Do this. Reproduce every line of the material below, but drop the pictures.
╭──
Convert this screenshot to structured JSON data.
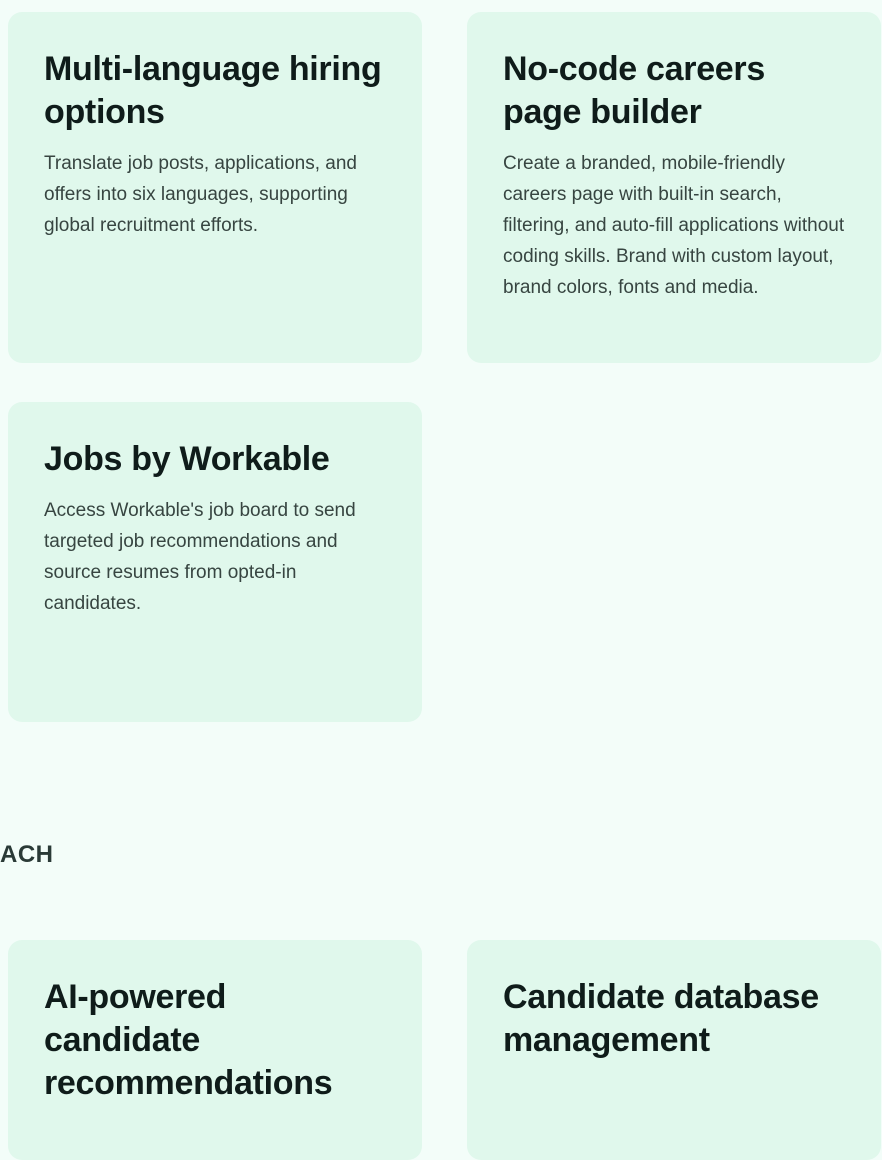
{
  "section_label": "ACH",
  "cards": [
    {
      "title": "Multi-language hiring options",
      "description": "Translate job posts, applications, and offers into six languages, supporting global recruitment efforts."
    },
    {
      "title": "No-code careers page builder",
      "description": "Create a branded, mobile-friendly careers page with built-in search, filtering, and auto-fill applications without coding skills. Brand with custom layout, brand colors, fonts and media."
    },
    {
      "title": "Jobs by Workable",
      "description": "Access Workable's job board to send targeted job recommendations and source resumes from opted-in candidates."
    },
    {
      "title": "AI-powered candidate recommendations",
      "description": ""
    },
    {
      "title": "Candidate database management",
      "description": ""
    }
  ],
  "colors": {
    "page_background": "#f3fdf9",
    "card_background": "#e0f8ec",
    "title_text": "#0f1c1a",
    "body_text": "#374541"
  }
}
╰──
Completed task.
Convert this screenshot to structured JSON data.
{
  "section_label": "ACH",
  "cards": [
    {
      "title": "Multi-language hiring options",
      "description": "Translate job posts, applications, and offers into six languages, supporting global recruitment efforts."
    },
    {
      "title": "No-code careers page builder",
      "description": "Create a branded, mobile-friendly careers page with built-in search, filtering, and auto-fill applications without coding skills. Brand with custom layout, brand colors, fonts and media."
    },
    {
      "title": "Jobs by Workable",
      "description": "Access Workable's job board to send targeted job recommendations and source resumes from opted-in candidates."
    },
    {
      "title": "AI-powered candidate recommendations",
      "description": ""
    },
    {
      "title": "Candidate database management",
      "description": ""
    }
  ],
  "colors": {
    "page_background": "#f3fdf9",
    "card_background": "#e0f8ec",
    "title_text": "#0f1c1a",
    "body_text": "#374541"
  }
}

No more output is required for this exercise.